» THE RECORDS
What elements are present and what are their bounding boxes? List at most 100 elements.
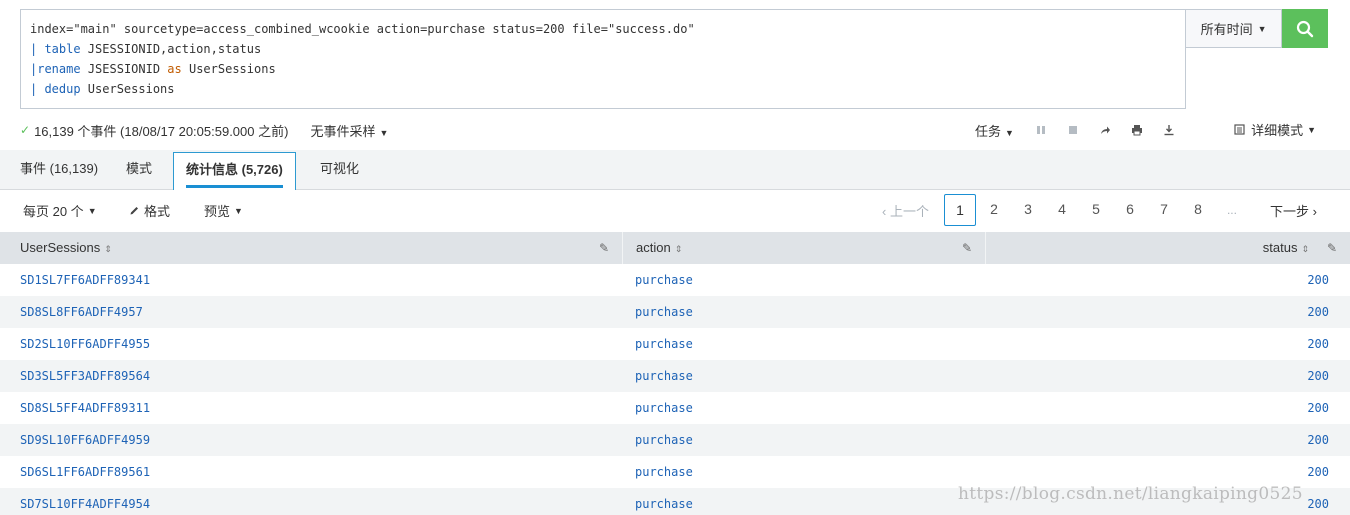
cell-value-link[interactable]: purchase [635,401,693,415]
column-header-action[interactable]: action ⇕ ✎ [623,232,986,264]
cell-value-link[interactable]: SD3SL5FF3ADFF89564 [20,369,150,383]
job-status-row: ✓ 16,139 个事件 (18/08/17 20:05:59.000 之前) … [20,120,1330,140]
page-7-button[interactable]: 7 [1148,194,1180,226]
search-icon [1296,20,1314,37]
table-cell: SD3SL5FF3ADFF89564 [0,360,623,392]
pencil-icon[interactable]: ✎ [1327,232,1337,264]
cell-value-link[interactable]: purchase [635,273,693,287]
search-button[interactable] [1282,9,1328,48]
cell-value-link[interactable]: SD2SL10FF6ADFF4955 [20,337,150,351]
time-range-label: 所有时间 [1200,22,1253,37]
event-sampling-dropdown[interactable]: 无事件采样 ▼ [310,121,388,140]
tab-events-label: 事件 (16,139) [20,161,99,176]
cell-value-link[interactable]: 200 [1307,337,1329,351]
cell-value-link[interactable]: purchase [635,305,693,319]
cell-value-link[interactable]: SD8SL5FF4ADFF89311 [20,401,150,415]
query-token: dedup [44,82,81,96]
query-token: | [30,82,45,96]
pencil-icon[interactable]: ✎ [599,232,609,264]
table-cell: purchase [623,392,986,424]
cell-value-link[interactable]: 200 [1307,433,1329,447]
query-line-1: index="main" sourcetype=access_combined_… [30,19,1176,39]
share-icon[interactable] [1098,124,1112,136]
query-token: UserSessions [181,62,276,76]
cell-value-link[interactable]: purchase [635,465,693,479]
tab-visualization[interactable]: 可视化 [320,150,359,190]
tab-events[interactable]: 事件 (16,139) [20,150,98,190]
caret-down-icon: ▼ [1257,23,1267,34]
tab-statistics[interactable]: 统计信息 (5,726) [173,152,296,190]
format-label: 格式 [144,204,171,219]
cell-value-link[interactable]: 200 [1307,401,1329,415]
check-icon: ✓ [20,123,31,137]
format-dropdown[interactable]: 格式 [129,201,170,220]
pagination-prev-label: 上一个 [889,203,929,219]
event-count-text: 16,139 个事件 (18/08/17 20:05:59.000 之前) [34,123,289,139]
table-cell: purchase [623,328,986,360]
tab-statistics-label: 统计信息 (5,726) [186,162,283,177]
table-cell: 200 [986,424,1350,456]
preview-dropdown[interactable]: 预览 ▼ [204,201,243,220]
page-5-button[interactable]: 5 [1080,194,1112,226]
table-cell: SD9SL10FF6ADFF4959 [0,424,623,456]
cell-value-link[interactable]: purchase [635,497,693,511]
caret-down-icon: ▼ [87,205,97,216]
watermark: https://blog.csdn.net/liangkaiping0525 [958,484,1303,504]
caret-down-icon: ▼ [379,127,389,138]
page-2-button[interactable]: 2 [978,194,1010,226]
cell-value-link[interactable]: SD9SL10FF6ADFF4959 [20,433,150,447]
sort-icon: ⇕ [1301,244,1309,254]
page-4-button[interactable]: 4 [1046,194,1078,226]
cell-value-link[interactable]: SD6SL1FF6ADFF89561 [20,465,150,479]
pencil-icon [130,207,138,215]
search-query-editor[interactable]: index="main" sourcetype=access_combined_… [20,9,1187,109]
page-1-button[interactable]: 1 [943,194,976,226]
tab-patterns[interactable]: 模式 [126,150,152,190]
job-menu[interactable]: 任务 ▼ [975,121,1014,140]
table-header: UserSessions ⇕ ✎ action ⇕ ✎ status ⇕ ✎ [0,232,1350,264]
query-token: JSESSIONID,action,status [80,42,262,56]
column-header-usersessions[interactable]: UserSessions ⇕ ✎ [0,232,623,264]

» WHAT YOU HAVE TO DO
Rewrite the part of the data above that opens with the line containing "cell-value-link[interactable]: purchase [635,401,693,415]" and closes with the line containing "table-cell: SD3SL5FF3ADFF89564 [0,360,623,392]", both included, as a Markdown table with the columns Row and Entry. Number each line under Row, place its text under Entry, and omit any blank lines.

» RESULT
| Row | Entry |
|---|---|
| 1 | cell-value-link[interactable]: purchase [635,401,693,415] |
| 2 | column-header-action[interactable]: action ⇕ ✎ [623,232,986,264] |
| 3 | cell-value-link[interactable]: SD3SL5FF3ADFF89564 [20,369,150,383] |
| 4 | job-status-row: ✓ 16,139 个事件 (18/08/17 20:05:59.000 之前) … [20,120,1330,140] |
| 5 | page-7-button[interactable]: 7 [1148,194,1180,226] |
| 6 | search-icon [1296,20,1314,37] |
| 7 | table-cell: SD3SL5FF3ADFF89564 [0,360,623,392] |